**What you are asked to do:** Check every line of the entries that follow, and copy the ones containing "NaMnPO₄".

— Start of Input material —

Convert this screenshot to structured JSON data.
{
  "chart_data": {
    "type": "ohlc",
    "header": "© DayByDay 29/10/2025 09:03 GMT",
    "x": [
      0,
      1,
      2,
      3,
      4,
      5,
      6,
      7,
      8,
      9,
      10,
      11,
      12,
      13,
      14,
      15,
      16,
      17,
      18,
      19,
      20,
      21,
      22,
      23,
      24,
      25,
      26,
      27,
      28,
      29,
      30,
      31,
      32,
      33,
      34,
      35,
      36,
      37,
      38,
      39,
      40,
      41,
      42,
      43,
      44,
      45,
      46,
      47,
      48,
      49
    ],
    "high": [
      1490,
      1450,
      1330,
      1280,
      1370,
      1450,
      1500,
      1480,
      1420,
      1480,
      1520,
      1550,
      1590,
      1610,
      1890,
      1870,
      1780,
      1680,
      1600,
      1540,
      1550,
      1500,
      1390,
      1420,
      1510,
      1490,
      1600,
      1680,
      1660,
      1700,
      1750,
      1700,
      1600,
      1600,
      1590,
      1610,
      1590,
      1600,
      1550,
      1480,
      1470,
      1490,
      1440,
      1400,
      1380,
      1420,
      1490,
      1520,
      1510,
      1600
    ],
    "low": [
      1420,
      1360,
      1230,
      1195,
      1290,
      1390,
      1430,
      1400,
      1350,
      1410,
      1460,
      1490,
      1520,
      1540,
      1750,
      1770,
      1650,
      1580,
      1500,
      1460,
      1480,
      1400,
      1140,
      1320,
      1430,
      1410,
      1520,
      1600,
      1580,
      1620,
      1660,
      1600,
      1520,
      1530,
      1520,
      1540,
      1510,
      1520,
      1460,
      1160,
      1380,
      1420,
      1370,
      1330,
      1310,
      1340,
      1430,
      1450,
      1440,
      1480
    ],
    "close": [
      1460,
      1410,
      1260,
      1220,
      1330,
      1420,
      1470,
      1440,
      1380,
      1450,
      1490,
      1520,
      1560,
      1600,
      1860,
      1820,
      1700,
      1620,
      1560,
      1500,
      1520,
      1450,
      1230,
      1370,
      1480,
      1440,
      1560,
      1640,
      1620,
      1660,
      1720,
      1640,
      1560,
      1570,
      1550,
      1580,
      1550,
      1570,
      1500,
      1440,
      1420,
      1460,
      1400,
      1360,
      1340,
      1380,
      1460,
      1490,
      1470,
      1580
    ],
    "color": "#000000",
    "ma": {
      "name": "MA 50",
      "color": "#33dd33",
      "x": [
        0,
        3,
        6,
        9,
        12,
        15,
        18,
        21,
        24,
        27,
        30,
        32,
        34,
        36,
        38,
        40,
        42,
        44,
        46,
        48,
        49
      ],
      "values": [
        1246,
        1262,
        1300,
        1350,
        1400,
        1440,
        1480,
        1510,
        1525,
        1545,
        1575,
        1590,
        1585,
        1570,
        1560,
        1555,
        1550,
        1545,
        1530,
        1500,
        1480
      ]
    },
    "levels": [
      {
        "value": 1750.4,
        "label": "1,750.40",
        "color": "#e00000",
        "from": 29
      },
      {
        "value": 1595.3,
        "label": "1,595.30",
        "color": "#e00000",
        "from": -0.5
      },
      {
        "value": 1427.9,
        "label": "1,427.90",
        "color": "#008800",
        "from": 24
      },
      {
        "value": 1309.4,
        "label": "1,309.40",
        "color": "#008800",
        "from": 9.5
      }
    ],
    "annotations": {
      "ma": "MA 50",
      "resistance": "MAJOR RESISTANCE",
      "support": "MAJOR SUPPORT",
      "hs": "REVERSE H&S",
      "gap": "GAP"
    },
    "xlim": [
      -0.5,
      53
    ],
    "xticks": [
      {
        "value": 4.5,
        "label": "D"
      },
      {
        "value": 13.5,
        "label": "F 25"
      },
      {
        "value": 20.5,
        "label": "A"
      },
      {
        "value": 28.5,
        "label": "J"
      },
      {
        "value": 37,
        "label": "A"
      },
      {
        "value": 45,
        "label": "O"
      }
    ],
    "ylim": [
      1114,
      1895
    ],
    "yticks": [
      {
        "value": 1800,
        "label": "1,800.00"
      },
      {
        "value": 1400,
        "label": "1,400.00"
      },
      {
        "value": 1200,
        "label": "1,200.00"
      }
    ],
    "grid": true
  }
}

— End of Input material —
— Start of Input material —

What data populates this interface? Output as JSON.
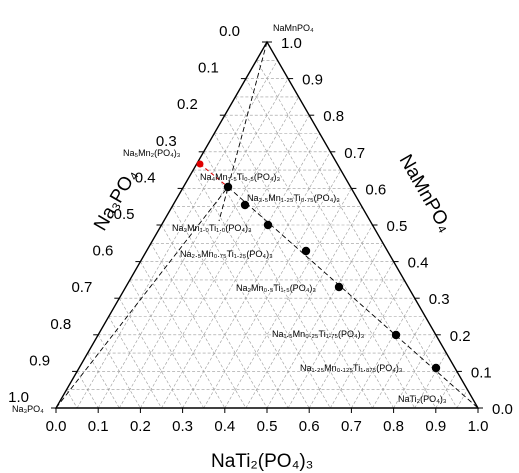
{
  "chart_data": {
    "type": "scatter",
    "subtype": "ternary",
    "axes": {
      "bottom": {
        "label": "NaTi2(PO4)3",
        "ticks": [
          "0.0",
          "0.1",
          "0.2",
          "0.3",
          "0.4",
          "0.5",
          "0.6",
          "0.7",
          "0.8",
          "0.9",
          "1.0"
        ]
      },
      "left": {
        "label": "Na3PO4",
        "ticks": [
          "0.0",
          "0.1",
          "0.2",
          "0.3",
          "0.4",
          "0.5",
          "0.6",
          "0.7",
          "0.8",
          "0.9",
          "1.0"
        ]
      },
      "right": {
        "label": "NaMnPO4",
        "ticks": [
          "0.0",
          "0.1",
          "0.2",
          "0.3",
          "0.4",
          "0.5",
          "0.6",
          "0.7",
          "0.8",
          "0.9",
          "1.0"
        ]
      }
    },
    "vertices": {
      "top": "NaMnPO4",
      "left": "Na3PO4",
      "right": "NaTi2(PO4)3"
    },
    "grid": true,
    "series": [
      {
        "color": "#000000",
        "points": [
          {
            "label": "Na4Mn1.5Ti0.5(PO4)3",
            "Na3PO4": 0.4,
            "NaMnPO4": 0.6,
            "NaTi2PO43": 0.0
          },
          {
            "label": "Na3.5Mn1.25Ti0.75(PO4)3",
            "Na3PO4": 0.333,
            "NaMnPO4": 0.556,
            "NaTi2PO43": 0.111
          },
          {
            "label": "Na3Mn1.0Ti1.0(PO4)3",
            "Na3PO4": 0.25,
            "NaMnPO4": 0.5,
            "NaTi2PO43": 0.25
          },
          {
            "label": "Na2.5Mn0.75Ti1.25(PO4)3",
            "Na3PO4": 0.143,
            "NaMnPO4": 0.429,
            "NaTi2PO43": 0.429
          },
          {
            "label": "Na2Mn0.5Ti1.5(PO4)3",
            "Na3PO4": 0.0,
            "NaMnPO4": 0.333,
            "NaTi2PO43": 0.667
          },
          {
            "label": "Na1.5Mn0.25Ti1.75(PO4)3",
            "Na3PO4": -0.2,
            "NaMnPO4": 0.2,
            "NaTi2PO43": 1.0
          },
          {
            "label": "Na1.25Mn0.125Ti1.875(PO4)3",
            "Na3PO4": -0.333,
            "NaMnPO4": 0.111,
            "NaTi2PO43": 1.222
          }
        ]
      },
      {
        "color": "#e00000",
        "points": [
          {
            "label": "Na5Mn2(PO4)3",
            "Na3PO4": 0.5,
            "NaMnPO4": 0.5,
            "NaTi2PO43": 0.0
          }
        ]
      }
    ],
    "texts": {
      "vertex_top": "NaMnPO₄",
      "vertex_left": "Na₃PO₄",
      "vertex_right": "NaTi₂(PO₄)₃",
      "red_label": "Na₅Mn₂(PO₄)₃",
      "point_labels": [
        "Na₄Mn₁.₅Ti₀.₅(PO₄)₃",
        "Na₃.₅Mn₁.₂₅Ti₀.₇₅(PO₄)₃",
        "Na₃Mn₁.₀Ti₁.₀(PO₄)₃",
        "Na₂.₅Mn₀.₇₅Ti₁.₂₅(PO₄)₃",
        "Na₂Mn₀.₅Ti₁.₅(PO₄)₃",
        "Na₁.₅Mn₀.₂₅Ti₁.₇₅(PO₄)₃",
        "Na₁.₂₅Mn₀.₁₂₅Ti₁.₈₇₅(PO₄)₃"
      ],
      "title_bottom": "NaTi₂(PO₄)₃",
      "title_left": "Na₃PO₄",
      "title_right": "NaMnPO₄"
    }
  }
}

— End of Input material —

**Reply:**
      "vertex_top": "NaMnPO₄",
      "title_right": "NaMnPO₄"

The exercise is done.